## DATASET ROWS
-=-=-=-=-
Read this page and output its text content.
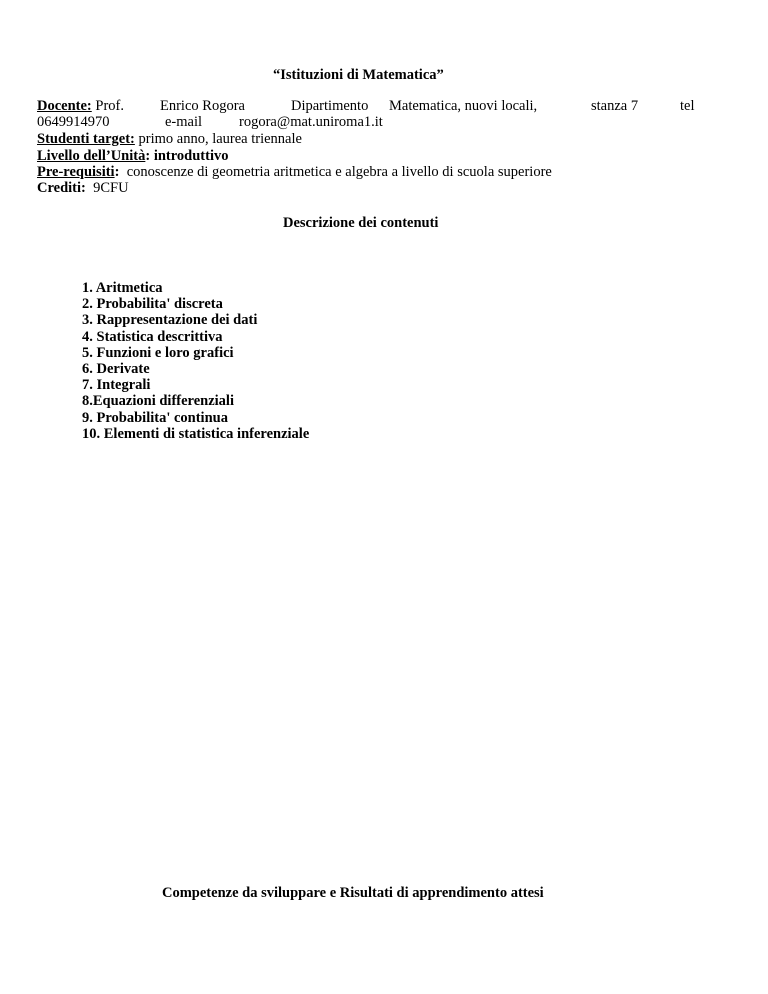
“Istituzioni di Matematica”
Docente: Prof. Enrico Rogora	Dipartimento Matematica, nuovi locali,	stanza 7	tel
0649914970	e-mail	rogora@mat.uniroma1.it
Studenti target: primo anno, laurea triennale
Livello dell’Unità: introduttivo
Pre-requisiti: conoscenze di geometria aritmetica e algebra a livello di scuola superiore
Crediti: 9CFU
Descrizione dei contenuti
1. Aritmetica
2. Probabilita' discreta
3. Rappresentazione dei dati
4. Statistica descrittiva
5. Funzioni e loro grafici
6. Derivate
7. Integrali
8.Equazioni differenziali
9. Probabilita' continua
10. Elementi di statistica inferenziale
Competenze da sviluppare e Risultati di apprendimento attesi
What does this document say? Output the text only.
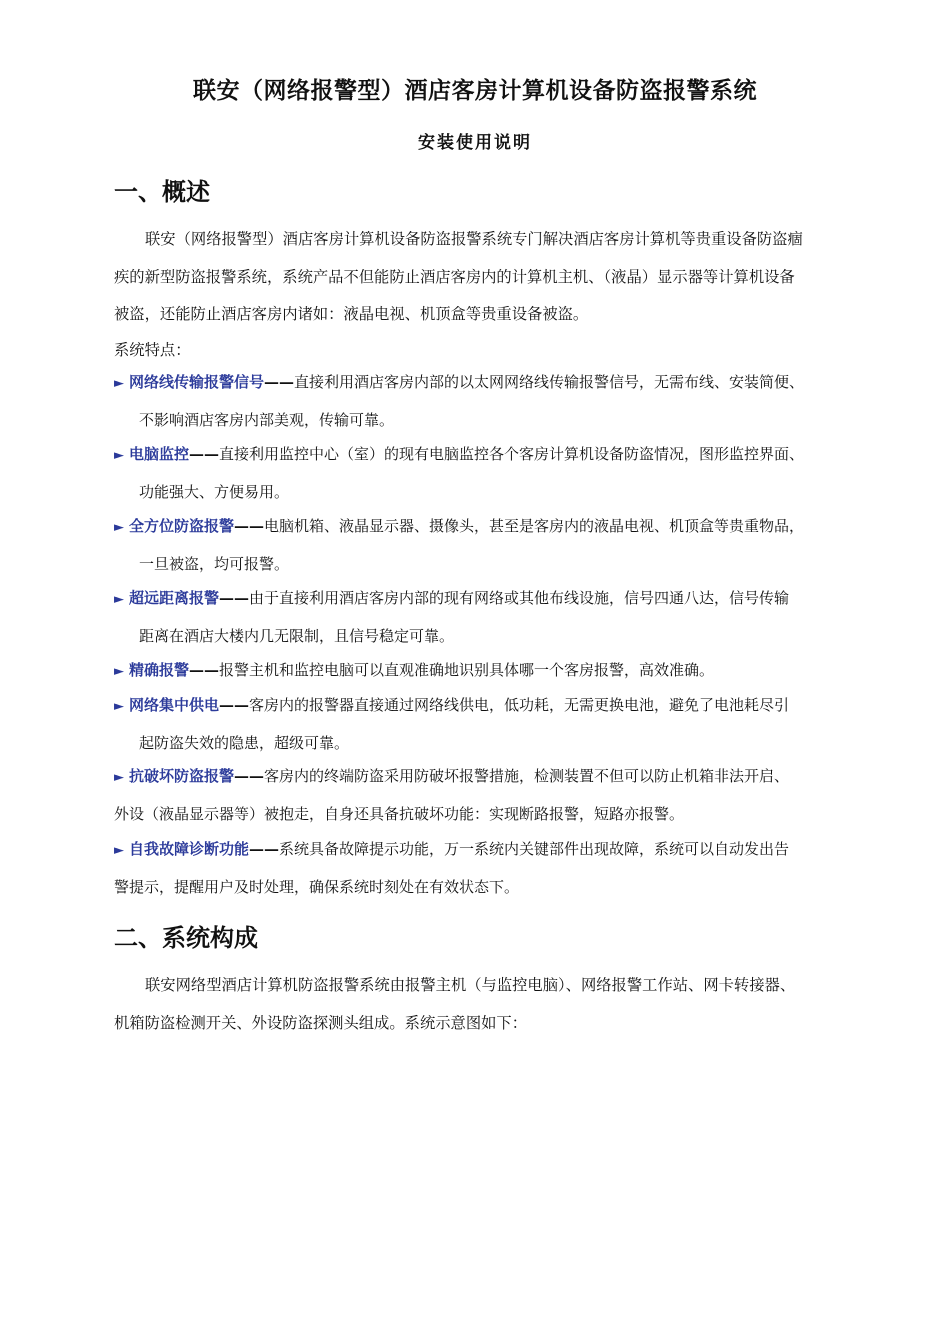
联安（网络报警型）酒店客房计算机设备防盗报警系统
安装使用说明
一、概述
联安（网络报警型）酒店客房计算机设备防盗报警系统专门解决酒店客房计算机等贵重设备防盗痼
疾的新型防盗报警系统，系统产品不但能防止酒店客房内的计算机主机、（液晶）显示器等计算机设备
被盗，还能防止酒店客房内诸如：液晶电视、机顶盒等贵重设备被盗。
系统特点：
► 网络线传输报警信号——直接利用酒店客房内部的以太网网络线传输报警信号，无需布线、安装简便、
不影响酒店客房内部美观，传输可靠。
► 电脑监控——直接利用监控中心（室）的现有电脑监控各个客房计算机设备防盗情况，图形监控界面、
功能强大、方便易用。
► 全方位防盗报警——电脑机箱、液晶显示器、摄像头，甚至是客房内的液晶电视、机顶盒等贵重物品，
一旦被盗，均可报警。
► 超远距离报警——由于直接利用酒店客房内部的现有网络或其他布线设施，信号四通八达，信号传输
距离在酒店大楼内几无限制，且信号稳定可靠。
► 精确报警——报警主机和监控电脑可以直观准确地识别具体哪一个客房报警，高效准确。
► 网络集中供电——客房内的报警器直接通过网络线供电，低功耗，无需更换电池，避免了电池耗尽引
起防盗失效的隐患，超级可靠。
► 抗破坏防盗报警——客房内的终端防盗采用防破坏报警措施，检测装置不但可以防止机箱非法开启、
外设（液晶显示器等）被抱走，自身还具备抗破坏功能：实现断路报警，短路亦报警。
► 自我故障诊断功能——系统具备故障提示功能，万一系统内关键部件出现故障，系统可以自动发出告
警提示，提醒用户及时处理，确保系统时刻处在有效状态下。
二、系统构成
联安网络型酒店计算机防盗报警系统由报警主机（与监控电脑）、网络报警工作站、网卡转接器、
机箱防盗检测开关、外设防盗探测头组成。系统示意图如下：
-=-=-=-=-
## REQUIRED TASK
Return all lines of the material above in which the word "网络报警型" occurs.

## TASK ANSWER
联安（网络报警型）酒店客房计算机设备防盗报警系统
联安（网络报警型）酒店客房计算机设备防盗报警系统专门解决酒店客房计算机等贵重设备防盗痼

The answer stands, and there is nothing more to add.